Reproduce the whole listing, character for character.

— Start —

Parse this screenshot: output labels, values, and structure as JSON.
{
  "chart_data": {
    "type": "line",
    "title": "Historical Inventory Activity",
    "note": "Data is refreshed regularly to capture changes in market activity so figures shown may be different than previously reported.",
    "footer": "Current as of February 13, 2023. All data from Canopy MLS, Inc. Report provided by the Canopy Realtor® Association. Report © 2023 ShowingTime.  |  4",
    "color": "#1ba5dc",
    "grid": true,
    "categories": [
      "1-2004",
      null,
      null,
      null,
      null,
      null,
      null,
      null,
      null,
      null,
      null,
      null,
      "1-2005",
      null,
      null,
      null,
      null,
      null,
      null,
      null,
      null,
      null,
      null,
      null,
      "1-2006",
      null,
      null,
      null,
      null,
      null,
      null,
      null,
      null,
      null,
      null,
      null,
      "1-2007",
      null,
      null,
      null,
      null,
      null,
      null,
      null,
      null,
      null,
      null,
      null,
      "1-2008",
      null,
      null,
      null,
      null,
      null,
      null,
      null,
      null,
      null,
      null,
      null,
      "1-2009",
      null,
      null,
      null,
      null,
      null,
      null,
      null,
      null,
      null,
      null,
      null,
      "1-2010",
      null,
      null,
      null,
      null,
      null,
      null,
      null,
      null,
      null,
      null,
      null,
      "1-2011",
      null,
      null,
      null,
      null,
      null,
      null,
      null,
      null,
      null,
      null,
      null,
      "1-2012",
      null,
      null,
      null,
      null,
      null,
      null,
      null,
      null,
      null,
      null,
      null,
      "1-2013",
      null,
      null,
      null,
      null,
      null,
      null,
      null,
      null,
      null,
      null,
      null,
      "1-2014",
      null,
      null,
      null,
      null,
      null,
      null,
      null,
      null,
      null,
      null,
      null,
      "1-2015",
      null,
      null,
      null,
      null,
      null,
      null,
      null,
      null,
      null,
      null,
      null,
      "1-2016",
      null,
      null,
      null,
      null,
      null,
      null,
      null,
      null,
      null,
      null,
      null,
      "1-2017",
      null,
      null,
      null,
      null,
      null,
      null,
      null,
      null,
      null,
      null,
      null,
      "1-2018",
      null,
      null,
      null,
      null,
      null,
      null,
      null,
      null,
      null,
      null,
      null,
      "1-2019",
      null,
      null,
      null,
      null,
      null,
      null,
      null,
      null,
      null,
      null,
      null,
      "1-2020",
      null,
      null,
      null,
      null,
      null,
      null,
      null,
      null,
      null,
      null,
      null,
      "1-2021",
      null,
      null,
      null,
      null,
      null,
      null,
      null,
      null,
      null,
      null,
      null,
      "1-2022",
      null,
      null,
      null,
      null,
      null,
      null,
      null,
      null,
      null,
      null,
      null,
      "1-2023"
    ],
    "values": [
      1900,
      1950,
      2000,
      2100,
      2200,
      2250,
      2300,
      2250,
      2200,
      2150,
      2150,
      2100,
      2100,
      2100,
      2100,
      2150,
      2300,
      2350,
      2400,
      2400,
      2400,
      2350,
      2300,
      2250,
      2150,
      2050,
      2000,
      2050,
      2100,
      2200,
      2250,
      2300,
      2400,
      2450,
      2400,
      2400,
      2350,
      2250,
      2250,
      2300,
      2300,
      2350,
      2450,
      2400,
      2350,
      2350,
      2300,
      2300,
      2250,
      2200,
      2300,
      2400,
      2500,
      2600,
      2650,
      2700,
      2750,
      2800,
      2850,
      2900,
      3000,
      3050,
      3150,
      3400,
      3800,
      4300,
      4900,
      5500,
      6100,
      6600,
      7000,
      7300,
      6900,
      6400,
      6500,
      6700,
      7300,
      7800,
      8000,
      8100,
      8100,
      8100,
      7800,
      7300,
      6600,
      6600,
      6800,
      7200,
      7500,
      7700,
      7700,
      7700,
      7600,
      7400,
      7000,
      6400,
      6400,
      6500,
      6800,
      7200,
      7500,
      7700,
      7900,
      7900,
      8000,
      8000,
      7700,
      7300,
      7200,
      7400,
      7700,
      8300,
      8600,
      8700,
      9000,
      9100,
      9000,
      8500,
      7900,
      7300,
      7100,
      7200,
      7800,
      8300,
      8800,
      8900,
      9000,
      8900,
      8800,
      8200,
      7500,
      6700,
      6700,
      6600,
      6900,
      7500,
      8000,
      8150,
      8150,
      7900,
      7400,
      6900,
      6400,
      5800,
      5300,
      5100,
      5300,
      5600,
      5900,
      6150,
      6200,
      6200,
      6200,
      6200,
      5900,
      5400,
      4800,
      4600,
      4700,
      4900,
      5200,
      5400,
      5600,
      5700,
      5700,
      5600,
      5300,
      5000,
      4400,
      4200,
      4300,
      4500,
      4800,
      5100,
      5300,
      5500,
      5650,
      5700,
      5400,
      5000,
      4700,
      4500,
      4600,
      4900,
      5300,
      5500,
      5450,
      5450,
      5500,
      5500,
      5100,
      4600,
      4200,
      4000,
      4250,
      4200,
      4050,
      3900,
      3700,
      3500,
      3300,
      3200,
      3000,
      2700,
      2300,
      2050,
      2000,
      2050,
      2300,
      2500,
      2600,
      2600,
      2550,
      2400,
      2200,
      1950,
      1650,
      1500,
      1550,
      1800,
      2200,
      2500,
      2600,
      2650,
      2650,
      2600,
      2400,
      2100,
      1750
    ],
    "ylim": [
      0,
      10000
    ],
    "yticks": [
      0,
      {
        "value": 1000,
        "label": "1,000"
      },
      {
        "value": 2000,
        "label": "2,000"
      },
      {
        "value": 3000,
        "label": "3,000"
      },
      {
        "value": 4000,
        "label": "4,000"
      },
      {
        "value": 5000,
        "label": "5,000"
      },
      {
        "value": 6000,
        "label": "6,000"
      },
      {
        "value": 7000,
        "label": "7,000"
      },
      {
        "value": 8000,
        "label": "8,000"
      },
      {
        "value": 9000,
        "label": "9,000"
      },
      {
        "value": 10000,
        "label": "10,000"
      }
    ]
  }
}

— End —

◆ **CORRECT RESPONSE**
Parse this screenshot: output labels, values, and structure as JSON.
{
  "chart_data": {
    "type": "line",
    "title": "Historical Inventory Activity",
    "note": "Data is refreshed regularly to capture changes in market activity so figures shown may be different than previously reported.",
    "footer": "Current as of February 13, 2023. All data from Canopy MLS, Inc. Report provided by the Canopy Realtor® Association. Report © 2023 ShowingTime.  |  4",
    "color": "#1ba5dc",
    "grid": true,
    "categories": [
      "1-2004",
      null,
      null,
      null,
      null,
      null,
      null,
      null,
      null,
      null,
      null,
      null,
      "1-2005",
      null,
      null,
      null,
      null,
      null,
      null,
      null,
      null,
      null,
      null,
      null,
      "1-2006",
      null,
      null,
      null,
      null,
      null,
      null,
      null,
      null,
      null,
      null,
      null,
      "1-2007",
      null,
      null,
      null,
      null,
      null,
      null,
      null,
      null,
      null,
      null,
      null,
      "1-2008",
      null,
      null,
      null,
      null,
      null,
      null,
      null,
      null,
      null,
      null,
      null,
      "1-2009",
      null,
      null,
      null,
      null,
      null,
      null,
      null,
      null,
      null,
      null,
      null,
      "1-2010",
      null,
      null,
      null,
      null,
      null,
      null,
      null,
      null,
      null,
      null,
      null,
      "1-2011",
      null,
      null,
      null,
      null,
      null,
      null,
      null,
      null,
      null,
      null,
      null,
      "1-2012",
      null,
      null,
      null,
      null,
      null,
      null,
      null,
      null,
      null,
      null,
      null,
      "1-2013",
      null,
      null,
      null,
      null,
      null,
      null,
      null,
      null,
      null,
      null,
      null,
      "1-2014",
      null,
      null,
      null,
      null,
      null,
      null,
      null,
      null,
      null,
      null,
      null,
      "1-2015",
      null,
      null,
      null,
      null,
      null,
      null,
      null,
      null,
      null,
      null,
      null,
      "1-2016",
      null,
      null,
      null,
      null,
      null,
      null,
      null,
      null,
      null,
      null,
      null,
      "1-2017",
      null,
      null,
      null,
      null,
      null,
      null,
      null,
      null,
      null,
      null,
      null,
      "1-2018",
      null,
      null,
      null,
      null,
      null,
      null,
      null,
      null,
      null,
      null,
      null,
      "1-2019",
      null,
      null,
      null,
      null,
      null,
      null,
      null,
      null,
      null,
      null,
      null,
      "1-2020",
      null,
      null,
      null,
      null,
      null,
      null,
      null,
      null,
      null,
      null,
      null,
      "1-2021",
      null,
      null,
      null,
      null,
      null,
      null,
      null,
      null,
      null,
      null,
      null,
      "1-2022",
      null,
      null,
      null,
      null,
      null,
      null,
      null,
      null,
      null,
      null,
      null,
      "1-2023"
    ],
    "values": [
      1900,
      1950,
      2000,
      2100,
      2200,
      2250,
      2300,
      2250,
      2200,
      2150,
      2150,
      2100,
      2100,
      2100,
      2100,
      2150,
      2300,
      2350,
      2400,
      2400,
      2400,
      2350,
      2300,
      2250,
      2150,
      2050,
      2000,
      2050,
      2100,
      2200,
      2250,
      2300,
      2400,
      2450,
      2400,
      2400,
      2350,
      2250,
      2250,
      2300,
      2300,
      2350,
      2450,
      2400,
      2350,
      2350,
      2300,
      2300,
      2250,
      2200,
      2300,
      2400,
      2500,
      2600,
      2650,
      2700,
      2750,
      2800,
      2850,
      2900,
      3000,
      3050,
      3150,
      3400,
      3800,
      4300,
      4900,
      5500,
      6100,
      6600,
      7000,
      7300,
      6900,
      6400,
      6500,
      6700,
      7300,
      7800,
      8000,
      8100,
      8100,
      8100,
      7800,
      7300,
      6600,
      6600,
      6800,
      7200,
      7500,
      7700,
      7700,
      7700,
      7600,
      7400,
      7000,
      6400,
      6400,
      6500,
      6800,
      7200,
      7500,
      7700,
      7900,
      7900,
      8000,
      8000,
      7700,
      7300,
      7200,
      7400,
      7700,
      8300,
      8600,
      8700,
      9000,
      9100,
      9000,
      8500,
      7900,
      7300,
      7100,
      7200,
      7800,
      8300,
      8800,
      8900,
      9000,
      8900,
      8800,
      8200,
      7500,
      6700,
      6700,
      6600,
      6900,
      7500,
      8000,
      8150,
      8150,
      7900,
      7400,
      6900,
      6400,
      5800,
      5300,
      5100,
      5300,
      5600,
      5900,
      6150,
      6200,
      6200,
      6200,
      6200,
      5900,
      5400,
      4800,
      4600,
      4700,
      4900,
      5200,
      5400,
      5600,
      5700,
      5700,
      5600,
      5300,
      5000,
      4400,
      4200,
      4300,
      4500,
      4800,
      5100,
      5300,
      5500,
      5650,
      5700,
      5400,
      5000,
      4700,
      4500,
      4600,
      4900,
      5300,
      5500,
      5450,
      5450,
      5500,
      5500,
      5100,
      4600,
      4200,
      4000,
      4250,
      4200,
      4050,
      3900,
      3700,
      3500,
      3300,
      3200,
      3000,
      2700,
      2300,
      2050,
      2000,
      2050,
      2300,
      2500,
      2600,
      2600,
      2550,
      2400,
      2200,
      1950,
      1650,
      1500,
      1550,
      1800,
      2200,
      2500,
      2600,
      2650,
      2650,
      2600,
      2400,
      2100,
      1750
    ],
    "ylim": [
      0,
      10000
    ],
    "yticks": [
      0,
      {
        "value": 1000,
        "label": "1,000"
      },
      {
        "value": 2000,
        "label": "2,000"
      },
      {
        "value": 3000,
        "label": "3,000"
      },
      {
        "value": 4000,
        "label": "4,000"
      },
      {
        "value": 5000,
        "label": "5,000"
      },
      {
        "value": 6000,
        "label": "6,000"
      },
      {
        "value": 7000,
        "label": "7,000"
      },
      {
        "value": 8000,
        "label": "8,000"
      },
      {
        "value": 9000,
        "label": "9,000"
      },
      {
        "value": 10000,
        "label": "10,000"
      }
    ]
  }
}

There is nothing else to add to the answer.